What you will do:
1: Write out the passage from the TABLESAMPLE thread, beginning at the words "Likely use cases" and stopping after "known incomplete data.".
2: Render this sentence from the TABLESAMPLE thread in Spanish: "These have all come out of detailed discussions with two different groups of data mining researchers."

Passage to read:
┄┄┄┄┄┄┄┄┄┄┄┄┄┄┄┄┄┄┄┄
Views: Raw Message | Whole Thread | Download mbox | Resend email
Lists: pgsql-hackers

On 10 April 2015 at 15:26, Peter Eisentraut <peter_e(at)gmx(dot)net> wrote:

> What is your intended use case for this feature?

Likely use cases are:
* Limits on numbers of rows in sample. Some research colleagues have
published a new mathematical analysis that will allow a lower limit
than previously considered.
* Time limits on sampling. This allows data visualisation approaches
to gain approximate answers in real time.
* Stratified sampling. Anything with some kind of filtering, lifting
or bias. Allows filtering out known incomplete data.
* Limits on sample error

Later use cases would allow custom aggregates to work together with
custom sampling methods, so we might work our way towards i) an SUM()
function that provides the right answer even when used with a sample
scan, ii) custom aggregates that report the sample error, allowing you
to get both AVG() and AVG_STDERR(). That would be technically possible
with what we have here, but I think a lot more thought required yet.

These have all come out of detailed discussions with two different
groups of data mining researchers.

--
Simon Riggs http://www.2ndQuadrant.com/
PostgreSQL Development, 24x7 Support, RemoteDBA, Training & Services


From: Amit Kapila <amit(dot)kapila16(at)gmail(dot)com>
To: Peter Eisentraut <peter_e(at)gmx(dot)net>
Cc: Petr Jelinek <petr(at)2ndquadrant(dot)com>, Michael Paquier <michael(dot)paquier(at)gmail(dot)com>, Jeff Janes <jeff(dot)janes(at)gmail(dot)com>, Simon Riggs <simon(at)2ndquadrant(dot)com>, Robert Haas <robertmhaas(at)gmail(dot)com>, Tomas Vondra <tomas(dot)vondra(at)2ndquadrant(dot)com>, Jaime Casanova <jaime(at)2ndquadrant(dot)com>, PostgreSQL-development <pgsql-hackers(at)postgresql(dot)org>, Tomas Vondra <tv(at)fuzzy(dot)cz>
Subject: Re: TABLESAMPLE patch
Date: 2015-04-13 03:21:29
Message-ID: CAA4eK1LTxiKSmHGPJeFgRqmj934JBNC=COoHHrm3PXrnvvhiKw@mail.gmail.com
Views: Raw Message | Whole Thread | Download mbox | Resend email
Lists: pgsql-hackers

On Sat, Apr 11, 2015 at 12:56 AM, Peter Eisentraut <peter_e(at)gmx(dot)net> wrote:
>
> On 4/9/15 8:58 PM, Petr Jelinek wrote:
> > Well, you can have two approaches to this, either allow some specific
> > set of keywords that can be used to specify limit, or you let sampling
> > methods interpret parameters, I believe the latter is more flexible.
┄┄┄┄┄┄┄┄┄┄┄┄┄┄┄┄┄┄┄┄
Data lines:

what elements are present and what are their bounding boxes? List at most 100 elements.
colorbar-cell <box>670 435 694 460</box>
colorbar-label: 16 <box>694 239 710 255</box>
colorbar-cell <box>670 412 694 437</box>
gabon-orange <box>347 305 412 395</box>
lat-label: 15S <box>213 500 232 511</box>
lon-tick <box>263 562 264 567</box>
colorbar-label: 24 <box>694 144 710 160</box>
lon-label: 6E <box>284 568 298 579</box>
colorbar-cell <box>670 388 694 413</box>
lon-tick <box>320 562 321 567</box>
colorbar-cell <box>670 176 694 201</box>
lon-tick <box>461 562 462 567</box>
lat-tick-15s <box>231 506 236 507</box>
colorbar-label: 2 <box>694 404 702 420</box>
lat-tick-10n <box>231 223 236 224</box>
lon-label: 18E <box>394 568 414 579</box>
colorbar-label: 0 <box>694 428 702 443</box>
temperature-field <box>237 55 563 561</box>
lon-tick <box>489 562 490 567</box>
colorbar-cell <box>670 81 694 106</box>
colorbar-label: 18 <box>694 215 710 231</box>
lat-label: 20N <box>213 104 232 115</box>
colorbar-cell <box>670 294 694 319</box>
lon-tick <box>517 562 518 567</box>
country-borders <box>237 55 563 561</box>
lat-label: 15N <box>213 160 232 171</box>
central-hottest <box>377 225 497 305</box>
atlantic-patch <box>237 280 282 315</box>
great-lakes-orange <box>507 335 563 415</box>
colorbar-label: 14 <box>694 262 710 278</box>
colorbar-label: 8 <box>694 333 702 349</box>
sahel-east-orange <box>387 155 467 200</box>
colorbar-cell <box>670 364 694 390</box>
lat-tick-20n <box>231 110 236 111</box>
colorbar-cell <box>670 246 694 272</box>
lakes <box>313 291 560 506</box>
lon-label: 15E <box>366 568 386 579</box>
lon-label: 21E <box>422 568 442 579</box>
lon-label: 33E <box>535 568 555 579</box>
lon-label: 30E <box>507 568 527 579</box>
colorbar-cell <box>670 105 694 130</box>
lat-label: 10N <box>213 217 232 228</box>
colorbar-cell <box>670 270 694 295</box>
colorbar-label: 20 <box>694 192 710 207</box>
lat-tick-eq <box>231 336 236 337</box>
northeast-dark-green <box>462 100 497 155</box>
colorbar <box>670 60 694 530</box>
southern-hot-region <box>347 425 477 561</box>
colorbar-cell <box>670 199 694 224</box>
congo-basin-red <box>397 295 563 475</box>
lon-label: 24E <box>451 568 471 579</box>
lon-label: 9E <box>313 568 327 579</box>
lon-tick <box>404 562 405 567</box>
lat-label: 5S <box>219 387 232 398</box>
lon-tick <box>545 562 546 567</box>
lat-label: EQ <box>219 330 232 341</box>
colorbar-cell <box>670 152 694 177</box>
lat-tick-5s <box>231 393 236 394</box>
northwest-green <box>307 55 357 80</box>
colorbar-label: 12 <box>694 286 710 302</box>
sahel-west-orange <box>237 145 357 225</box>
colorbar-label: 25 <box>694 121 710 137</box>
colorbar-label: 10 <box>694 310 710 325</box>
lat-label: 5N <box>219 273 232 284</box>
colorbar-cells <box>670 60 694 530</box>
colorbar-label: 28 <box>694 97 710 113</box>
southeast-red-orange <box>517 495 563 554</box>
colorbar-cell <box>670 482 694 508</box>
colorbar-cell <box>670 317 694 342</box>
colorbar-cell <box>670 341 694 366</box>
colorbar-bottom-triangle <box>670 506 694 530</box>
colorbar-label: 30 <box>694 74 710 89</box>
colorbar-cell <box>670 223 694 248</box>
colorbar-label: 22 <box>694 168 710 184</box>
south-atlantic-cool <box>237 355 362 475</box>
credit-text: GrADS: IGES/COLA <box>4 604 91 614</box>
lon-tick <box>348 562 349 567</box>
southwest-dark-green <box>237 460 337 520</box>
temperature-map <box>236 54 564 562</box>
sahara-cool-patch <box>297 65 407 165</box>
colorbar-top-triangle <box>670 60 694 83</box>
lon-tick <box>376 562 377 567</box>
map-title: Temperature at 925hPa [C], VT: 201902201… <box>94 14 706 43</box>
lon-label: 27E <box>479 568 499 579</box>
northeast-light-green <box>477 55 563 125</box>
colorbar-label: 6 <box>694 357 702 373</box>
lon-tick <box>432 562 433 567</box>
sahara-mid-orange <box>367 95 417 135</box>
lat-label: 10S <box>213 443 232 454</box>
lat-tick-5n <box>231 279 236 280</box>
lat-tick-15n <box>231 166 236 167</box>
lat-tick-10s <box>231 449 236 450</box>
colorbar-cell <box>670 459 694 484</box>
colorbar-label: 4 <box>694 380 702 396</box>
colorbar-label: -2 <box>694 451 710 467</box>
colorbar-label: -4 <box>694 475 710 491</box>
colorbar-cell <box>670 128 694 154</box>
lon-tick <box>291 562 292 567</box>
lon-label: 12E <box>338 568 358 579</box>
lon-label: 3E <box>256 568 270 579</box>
┄┄┄┄┄┄┄┄┄┄┄┄┄┄┄┄┄┄┄┄
Answers given:
1:
Likely use cases are:
* Limits on numbers of rows in sample. Some research colleagues have
published a new mathematical analysis that will allow a lower limit
than previously considered.
* Time limits on sampling. This allows data visualisation approaches
to gain approximate answers in real time.
* Stratified sampling. Anything with some kind of filtering, lifting
or bias. Allows filtering out known incomplete data.

2: Todos estos han surgido de discusiones detalladas con dos grupos diferentes de investigadores en minería de datos.